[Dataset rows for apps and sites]
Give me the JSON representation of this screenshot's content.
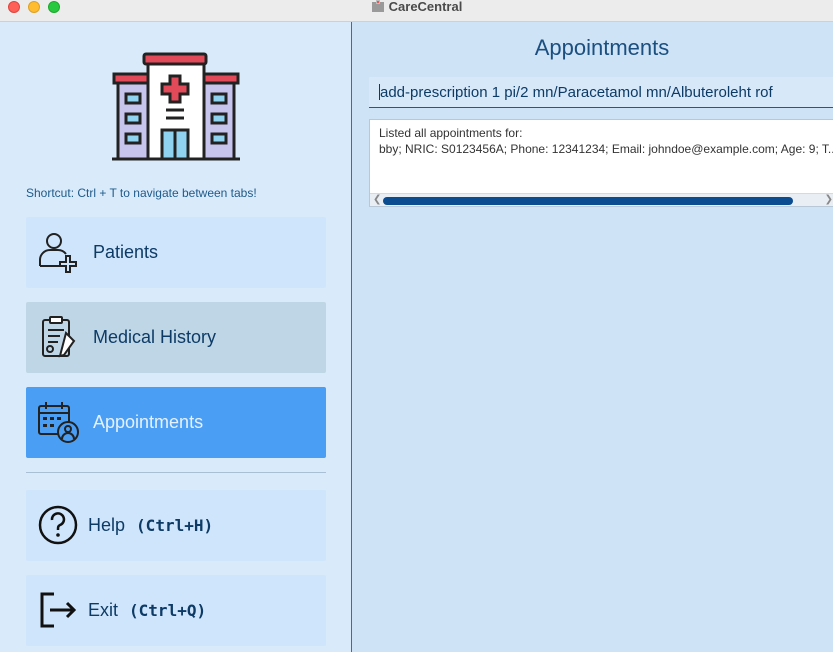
{
  "window": {
    "title": "CareCentral"
  },
  "sidebar": {
    "shortcut_hint": "Shortcut: Ctrl + T to navigate between tabs!",
    "items": [
      {
        "label": "Patients",
        "icon": "add-patient-icon"
      },
      {
        "label": "Medical History",
        "icon": "clipboard-icon"
      },
      {
        "label": "Appointments",
        "icon": "calendar-doctor-icon"
      }
    ],
    "help": {
      "label": "Help",
      "shortcut": "(Ctrl+H)"
    },
    "exit": {
      "label": "Exit",
      "shortcut": "(Ctrl+Q)"
    }
  },
  "main": {
    "title": "Appointments",
    "command_value": "add-prescription 1 pi/2 mn/Paracetamol mn/Albuteroleht rof",
    "result_line1": "Listed all appointments for:",
    "result_line2": "bby; NRIC: S0123456A; Phone: 12341234; Email: johndoe@example.com; Age: 9; T..."
  },
  "colors": {
    "sidebar_bg": "#d9ebfb",
    "selected_tab": "#4a9ef3",
    "main_bg": "#cfe3f7",
    "text_dark": "#0d3b66",
    "scroll_thumb": "#0b4c91"
  }
}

_WHAT THE TASK REQUIRES_. Output the records exactly, pictures excluded.

_ANSWER SPACE_.
Give me the JSON representation of this screenshot's content.
{
  "window": {
    "title": "CareCentral"
  },
  "sidebar": {
    "shortcut_hint": "Shortcut: Ctrl + T to navigate between tabs!",
    "items": [
      {
        "label": "Patients",
        "icon": "add-patient-icon"
      },
      {
        "label": "Medical History",
        "icon": "clipboard-icon"
      },
      {
        "label": "Appointments",
        "icon": "calendar-doctor-icon"
      }
    ],
    "help": {
      "label": "Help",
      "shortcut": "(Ctrl+H)"
    },
    "exit": {
      "label": "Exit",
      "shortcut": "(Ctrl+Q)"
    }
  },
  "main": {
    "title": "Appointments",
    "command_value": "add-prescription 1 pi/2 mn/Paracetamol mn/Albuteroleht rof",
    "result_line1": "Listed all appointments for:",
    "result_line2": "bby; NRIC: S0123456A; Phone: 12341234; Email: johndoe@example.com; Age: 9; T..."
  },
  "colors": {
    "sidebar_bg": "#d9ebfb",
    "selected_tab": "#4a9ef3",
    "main_bg": "#cfe3f7",
    "text_dark": "#0d3b66",
    "scroll_thumb": "#0b4c91"
  }
}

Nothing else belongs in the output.